§ EXERCISE DETAILS
Will you output the entries below exactly, skipping every image they contain?

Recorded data
==============================
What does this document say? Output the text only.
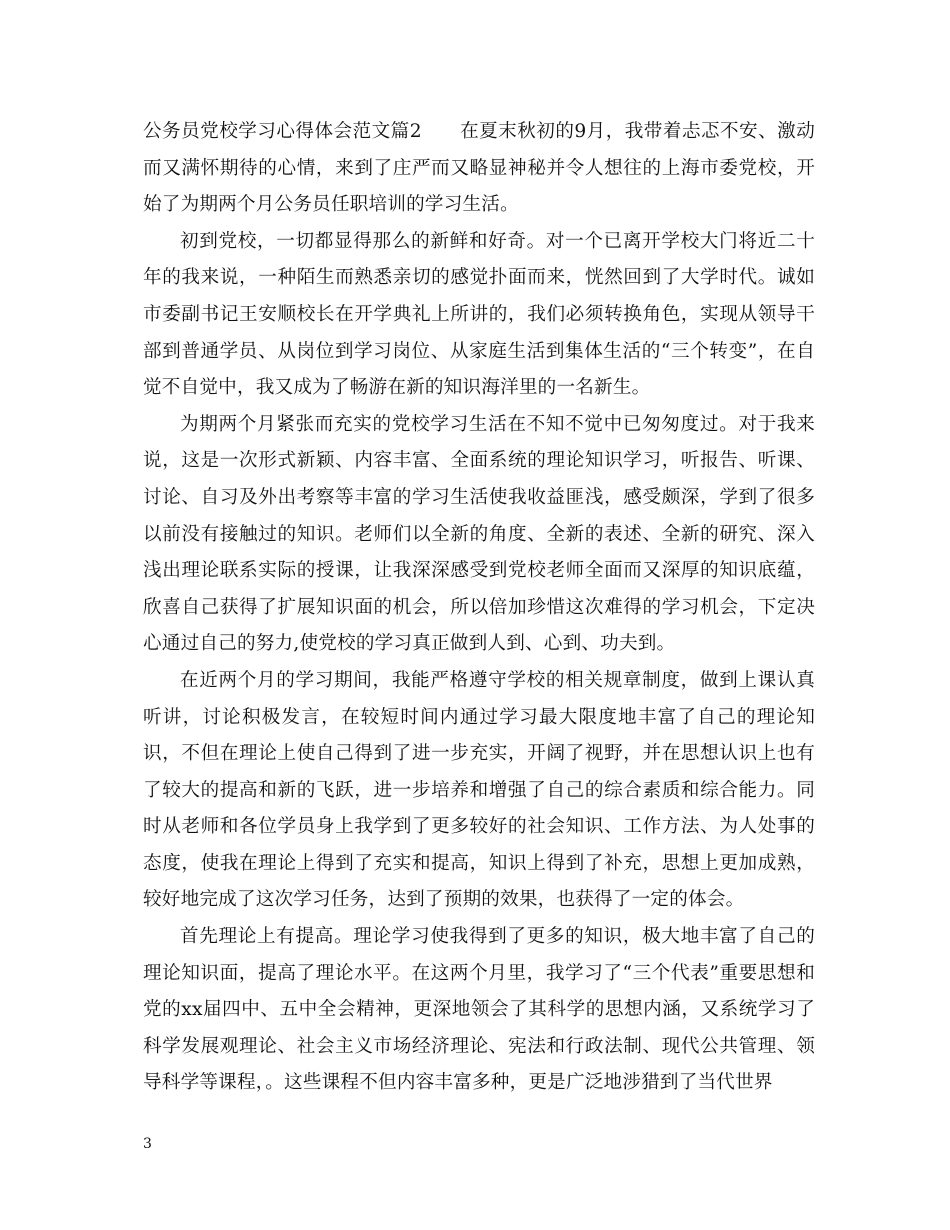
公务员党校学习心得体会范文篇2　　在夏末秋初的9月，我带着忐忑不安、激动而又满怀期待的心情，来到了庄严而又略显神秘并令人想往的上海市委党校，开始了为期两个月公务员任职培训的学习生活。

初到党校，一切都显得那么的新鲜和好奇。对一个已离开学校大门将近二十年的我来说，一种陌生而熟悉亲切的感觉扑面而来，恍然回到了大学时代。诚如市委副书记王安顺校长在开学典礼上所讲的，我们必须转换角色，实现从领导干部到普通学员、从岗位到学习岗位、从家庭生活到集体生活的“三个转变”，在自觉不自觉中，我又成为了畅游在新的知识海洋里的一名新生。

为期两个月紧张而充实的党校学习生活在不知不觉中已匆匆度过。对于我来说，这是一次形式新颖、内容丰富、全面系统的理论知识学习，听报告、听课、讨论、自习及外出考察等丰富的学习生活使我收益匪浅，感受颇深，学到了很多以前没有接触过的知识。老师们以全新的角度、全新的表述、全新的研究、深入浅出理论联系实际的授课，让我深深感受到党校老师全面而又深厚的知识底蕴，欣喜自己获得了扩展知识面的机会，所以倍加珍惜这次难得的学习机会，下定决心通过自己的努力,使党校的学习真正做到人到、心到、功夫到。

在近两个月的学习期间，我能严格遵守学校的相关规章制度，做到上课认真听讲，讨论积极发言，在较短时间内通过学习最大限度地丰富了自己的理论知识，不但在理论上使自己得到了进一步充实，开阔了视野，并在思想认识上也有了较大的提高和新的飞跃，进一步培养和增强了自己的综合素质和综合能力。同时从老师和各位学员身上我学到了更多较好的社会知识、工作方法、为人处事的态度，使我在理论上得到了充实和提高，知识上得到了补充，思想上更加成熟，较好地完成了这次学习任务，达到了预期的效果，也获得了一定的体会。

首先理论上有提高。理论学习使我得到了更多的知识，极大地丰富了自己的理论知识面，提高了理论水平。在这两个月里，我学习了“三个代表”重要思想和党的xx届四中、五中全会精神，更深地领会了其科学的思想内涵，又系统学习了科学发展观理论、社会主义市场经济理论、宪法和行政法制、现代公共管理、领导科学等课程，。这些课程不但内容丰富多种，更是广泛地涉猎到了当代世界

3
==============================
§ SOLUTION
What does this document say? Output the text only.
公务员党校学习心得体会范文篇2　　在夏末秋初的9月，我带着忐忑不安、激动而又满怀期待的心情，来到了庄严而又略显神秘并令人想往的上海市委党校，开始了为期两个月公务员任职培训的学习生活。

初到党校，一切都显得那么的新鲜和好奇。对一个已离开学校大门将近二十年的我来说，一种陌生而熟悉亲切的感觉扑面而来，恍然回到了大学时代。诚如市委副书记王安顺校长在开学典礼上所讲的，我们必须转换角色，实现从领导干部到普通学员、从岗位到学习岗位、从家庭生活到集体生活的“三个转变”，在自觉不自觉中，我又成为了畅游在新的知识海洋里的一名新生。

为期两个月紧张而充实的党校学习生活在不知不觉中已匆匆度过。对于我来说，这是一次形式新颖、内容丰富、全面系统的理论知识学习，听报告、听课、讨论、自习及外出考察等丰富的学习生活使我收益匪浅，感受颇深，学到了很多以前没有接触过的知识。老师们以全新的角度、全新的表述、全新的研究、深入浅出理论联系实际的授课，让我深深感受到党校老师全面而又深厚的知识底蕴，欣喜自己获得了扩展知识面的机会，所以倍加珍惜这次难得的学习机会，下定决心通过自己的努力,使党校的学习真正做到人到、心到、功夫到。

在近两个月的学习期间，我能严格遵守学校的相关规章制度，做到上课认真听讲，讨论积极发言，在较短时间内通过学习最大限度地丰富了自己的理论知识，不但在理论上使自己得到了进一步充实，开阔了视野，并在思想认识上也有了较大的提高和新的飞跃，进一步培养和增强了自己的综合素质和综合能力。同时从老师和各位学员身上我学到了更多较好的社会知识、工作方法、为人处事的态度，使我在理论上得到了充实和提高，知识上得到了补充，思想上更加成熟，较好地完成了这次学习任务，达到了预期的效果，也获得了一定的体会。

首先理论上有提高。理论学习使我得到了更多的知识，极大地丰富了自己的理论知识面，提高了理论水平。在这两个月里，我学习了“三个代表”重要思想和党的xx届四中、五中全会精神，更深地领会了其科学的思想内涵，又系统学习了科学发展观理论、社会主义市场经济理论、宪法和行政法制、现代公共管理、领导科学等课程，。这些课程不但内容丰富多种，更是广泛地涉猎到了当代世界

3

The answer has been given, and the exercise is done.